[Collected data entries]
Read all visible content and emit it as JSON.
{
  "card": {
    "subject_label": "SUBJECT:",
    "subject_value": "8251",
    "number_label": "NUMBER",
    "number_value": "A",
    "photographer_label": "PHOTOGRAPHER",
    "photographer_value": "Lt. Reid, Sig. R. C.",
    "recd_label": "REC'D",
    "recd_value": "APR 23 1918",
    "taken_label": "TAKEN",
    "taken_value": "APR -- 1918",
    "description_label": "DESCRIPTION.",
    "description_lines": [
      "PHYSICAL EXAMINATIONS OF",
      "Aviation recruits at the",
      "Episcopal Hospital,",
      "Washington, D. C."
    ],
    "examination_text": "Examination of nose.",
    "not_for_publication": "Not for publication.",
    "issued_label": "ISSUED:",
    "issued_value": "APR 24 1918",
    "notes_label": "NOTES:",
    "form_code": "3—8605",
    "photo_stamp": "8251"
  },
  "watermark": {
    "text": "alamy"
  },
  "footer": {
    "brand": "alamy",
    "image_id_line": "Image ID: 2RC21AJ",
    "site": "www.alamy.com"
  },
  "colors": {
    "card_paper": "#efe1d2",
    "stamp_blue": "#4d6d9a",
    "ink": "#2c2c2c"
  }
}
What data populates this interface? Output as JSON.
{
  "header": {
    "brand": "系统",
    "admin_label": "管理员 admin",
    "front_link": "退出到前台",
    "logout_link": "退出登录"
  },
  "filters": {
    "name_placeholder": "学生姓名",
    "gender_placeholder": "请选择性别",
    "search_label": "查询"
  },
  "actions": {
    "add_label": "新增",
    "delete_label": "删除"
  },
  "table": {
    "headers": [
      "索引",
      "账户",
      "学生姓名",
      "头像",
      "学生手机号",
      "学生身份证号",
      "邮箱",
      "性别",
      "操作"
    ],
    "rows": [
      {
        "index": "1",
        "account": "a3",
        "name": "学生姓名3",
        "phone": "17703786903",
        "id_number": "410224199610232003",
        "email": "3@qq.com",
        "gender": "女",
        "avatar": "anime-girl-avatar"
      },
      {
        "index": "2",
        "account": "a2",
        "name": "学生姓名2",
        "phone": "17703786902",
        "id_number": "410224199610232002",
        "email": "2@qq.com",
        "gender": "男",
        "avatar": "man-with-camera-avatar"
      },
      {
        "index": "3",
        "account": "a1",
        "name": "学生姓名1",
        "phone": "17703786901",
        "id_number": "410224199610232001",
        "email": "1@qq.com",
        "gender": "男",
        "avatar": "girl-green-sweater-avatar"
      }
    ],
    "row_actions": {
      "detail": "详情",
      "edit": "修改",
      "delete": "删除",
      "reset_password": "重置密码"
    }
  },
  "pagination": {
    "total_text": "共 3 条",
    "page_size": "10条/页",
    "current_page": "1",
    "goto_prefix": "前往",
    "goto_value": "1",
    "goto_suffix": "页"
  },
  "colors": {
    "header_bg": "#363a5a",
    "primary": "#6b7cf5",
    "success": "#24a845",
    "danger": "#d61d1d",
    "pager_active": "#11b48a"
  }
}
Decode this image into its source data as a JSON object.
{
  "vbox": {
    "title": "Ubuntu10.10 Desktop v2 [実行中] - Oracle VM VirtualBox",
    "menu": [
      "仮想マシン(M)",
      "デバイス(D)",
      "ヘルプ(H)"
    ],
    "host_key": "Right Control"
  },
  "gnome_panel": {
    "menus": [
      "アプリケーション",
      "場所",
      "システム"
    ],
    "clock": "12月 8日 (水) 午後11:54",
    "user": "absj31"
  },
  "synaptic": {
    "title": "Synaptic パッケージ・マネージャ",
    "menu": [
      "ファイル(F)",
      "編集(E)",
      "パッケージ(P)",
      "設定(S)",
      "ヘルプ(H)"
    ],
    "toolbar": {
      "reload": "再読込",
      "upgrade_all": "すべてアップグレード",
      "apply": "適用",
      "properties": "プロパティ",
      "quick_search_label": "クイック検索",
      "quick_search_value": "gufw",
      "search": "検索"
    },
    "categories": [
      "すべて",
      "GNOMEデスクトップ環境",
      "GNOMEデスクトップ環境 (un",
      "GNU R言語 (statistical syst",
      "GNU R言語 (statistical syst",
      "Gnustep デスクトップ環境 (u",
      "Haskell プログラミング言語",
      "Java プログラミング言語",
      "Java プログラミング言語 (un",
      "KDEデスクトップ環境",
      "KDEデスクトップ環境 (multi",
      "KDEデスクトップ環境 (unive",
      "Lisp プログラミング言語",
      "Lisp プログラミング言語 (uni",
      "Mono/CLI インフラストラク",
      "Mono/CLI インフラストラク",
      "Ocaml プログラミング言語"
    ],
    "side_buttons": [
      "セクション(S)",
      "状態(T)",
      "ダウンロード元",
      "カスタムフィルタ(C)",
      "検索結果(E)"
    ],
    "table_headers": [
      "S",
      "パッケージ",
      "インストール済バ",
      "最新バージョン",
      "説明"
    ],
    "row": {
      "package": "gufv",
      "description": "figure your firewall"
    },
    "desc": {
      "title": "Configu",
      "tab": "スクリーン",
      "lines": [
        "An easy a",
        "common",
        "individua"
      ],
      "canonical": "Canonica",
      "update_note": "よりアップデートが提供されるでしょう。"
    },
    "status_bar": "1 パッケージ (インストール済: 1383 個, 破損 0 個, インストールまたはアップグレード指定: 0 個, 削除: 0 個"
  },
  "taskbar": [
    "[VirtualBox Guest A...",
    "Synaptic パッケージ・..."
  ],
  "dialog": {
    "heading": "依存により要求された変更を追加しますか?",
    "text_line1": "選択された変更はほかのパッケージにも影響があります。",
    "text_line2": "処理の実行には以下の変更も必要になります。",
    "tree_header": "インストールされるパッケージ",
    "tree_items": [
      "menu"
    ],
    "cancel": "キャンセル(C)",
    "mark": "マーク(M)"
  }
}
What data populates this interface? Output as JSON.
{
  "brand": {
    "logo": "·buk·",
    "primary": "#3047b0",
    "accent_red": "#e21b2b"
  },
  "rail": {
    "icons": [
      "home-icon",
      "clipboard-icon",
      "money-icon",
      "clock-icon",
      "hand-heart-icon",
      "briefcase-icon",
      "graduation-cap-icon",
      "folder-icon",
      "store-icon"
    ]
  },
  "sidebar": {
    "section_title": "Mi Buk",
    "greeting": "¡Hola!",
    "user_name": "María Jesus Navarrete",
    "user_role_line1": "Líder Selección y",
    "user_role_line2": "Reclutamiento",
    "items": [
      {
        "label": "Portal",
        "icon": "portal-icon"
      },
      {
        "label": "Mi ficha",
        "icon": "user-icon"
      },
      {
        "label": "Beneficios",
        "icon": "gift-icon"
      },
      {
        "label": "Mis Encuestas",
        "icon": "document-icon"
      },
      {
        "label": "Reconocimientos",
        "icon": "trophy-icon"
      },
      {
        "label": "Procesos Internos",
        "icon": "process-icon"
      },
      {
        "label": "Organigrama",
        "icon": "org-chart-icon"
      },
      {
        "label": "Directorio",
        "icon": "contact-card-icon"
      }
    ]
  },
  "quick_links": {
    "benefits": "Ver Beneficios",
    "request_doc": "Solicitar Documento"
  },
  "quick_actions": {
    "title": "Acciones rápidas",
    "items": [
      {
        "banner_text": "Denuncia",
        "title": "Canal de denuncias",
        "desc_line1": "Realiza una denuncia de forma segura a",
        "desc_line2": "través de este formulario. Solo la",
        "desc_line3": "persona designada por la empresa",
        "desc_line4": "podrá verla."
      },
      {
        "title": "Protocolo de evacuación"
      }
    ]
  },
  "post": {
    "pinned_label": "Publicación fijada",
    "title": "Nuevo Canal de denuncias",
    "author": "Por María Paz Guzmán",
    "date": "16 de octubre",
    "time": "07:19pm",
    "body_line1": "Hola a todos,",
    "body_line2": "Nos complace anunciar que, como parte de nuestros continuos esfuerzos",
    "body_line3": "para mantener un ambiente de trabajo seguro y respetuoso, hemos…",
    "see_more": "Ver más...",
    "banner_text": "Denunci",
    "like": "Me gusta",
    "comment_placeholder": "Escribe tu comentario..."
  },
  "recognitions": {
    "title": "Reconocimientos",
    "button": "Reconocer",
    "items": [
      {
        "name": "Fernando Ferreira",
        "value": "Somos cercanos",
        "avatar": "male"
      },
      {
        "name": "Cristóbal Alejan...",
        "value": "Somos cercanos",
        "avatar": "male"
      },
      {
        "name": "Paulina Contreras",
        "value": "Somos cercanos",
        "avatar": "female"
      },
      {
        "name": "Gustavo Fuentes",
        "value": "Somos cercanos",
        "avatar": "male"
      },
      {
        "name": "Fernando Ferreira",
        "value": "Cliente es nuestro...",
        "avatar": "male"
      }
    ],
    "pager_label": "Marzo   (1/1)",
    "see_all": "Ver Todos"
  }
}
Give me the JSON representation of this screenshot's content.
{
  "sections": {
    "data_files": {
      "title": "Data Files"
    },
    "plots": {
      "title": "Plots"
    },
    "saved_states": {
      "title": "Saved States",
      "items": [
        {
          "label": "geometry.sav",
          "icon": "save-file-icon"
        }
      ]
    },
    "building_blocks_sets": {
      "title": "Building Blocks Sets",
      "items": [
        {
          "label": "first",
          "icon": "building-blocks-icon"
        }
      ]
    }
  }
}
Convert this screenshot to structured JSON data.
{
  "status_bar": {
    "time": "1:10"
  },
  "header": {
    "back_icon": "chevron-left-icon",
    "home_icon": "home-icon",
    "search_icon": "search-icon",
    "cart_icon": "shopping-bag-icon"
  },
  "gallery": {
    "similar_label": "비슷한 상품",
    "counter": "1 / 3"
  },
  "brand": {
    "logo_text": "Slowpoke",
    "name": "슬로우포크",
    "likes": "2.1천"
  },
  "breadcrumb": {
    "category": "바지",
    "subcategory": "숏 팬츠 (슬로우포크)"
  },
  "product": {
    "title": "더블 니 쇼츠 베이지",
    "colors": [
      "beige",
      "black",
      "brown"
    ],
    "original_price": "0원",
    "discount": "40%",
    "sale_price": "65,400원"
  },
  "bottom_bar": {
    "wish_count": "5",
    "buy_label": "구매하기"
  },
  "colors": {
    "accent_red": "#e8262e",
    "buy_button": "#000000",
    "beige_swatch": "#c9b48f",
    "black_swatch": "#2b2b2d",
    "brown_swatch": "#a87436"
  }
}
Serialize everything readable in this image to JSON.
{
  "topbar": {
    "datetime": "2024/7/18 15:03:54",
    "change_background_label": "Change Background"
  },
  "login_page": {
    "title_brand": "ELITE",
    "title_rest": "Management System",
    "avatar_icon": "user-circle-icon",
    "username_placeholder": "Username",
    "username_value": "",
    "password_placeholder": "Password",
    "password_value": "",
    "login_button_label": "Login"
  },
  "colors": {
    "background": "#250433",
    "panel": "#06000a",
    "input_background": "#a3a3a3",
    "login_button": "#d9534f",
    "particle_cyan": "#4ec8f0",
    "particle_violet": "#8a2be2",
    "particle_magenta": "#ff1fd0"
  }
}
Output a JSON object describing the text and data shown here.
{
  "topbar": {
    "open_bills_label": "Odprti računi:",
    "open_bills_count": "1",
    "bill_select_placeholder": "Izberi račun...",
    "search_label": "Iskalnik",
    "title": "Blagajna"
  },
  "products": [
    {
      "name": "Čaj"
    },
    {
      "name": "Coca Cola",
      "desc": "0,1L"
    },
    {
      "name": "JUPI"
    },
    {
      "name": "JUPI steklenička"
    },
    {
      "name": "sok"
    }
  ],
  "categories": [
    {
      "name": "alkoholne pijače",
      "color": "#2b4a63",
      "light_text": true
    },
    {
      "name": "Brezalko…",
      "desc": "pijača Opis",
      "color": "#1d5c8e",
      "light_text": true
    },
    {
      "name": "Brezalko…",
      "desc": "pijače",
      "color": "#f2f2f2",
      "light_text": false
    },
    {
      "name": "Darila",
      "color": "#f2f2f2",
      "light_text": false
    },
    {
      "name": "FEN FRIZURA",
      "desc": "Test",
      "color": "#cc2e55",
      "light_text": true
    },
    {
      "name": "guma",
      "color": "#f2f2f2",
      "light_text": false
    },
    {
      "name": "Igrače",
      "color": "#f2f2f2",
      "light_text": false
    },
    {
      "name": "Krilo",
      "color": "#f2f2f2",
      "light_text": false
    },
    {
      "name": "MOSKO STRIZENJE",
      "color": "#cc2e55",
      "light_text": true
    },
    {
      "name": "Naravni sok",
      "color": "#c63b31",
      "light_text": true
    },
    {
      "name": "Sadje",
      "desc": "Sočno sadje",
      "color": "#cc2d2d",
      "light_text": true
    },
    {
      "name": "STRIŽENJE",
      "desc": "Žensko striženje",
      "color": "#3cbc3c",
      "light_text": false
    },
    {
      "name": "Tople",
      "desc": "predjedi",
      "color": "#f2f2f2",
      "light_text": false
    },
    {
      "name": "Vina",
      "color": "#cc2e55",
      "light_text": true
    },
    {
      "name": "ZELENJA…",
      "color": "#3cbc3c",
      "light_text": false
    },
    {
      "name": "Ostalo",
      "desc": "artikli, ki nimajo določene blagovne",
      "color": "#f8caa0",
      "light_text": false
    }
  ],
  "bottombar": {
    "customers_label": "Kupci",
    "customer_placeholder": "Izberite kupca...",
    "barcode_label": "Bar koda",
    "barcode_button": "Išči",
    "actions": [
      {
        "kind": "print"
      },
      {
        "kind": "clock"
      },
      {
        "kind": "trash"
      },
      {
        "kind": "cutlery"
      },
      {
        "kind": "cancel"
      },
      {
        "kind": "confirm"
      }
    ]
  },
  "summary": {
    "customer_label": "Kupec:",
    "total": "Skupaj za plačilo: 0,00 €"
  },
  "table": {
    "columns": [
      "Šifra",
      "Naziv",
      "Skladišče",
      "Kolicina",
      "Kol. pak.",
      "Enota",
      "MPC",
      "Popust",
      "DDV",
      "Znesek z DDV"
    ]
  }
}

*What you are asked to do*
Select every line of the records holding the string "email".

*Response*
        "email": "3@qq.com",
        "email": "2@qq.com",
        "email": "1@qq.com",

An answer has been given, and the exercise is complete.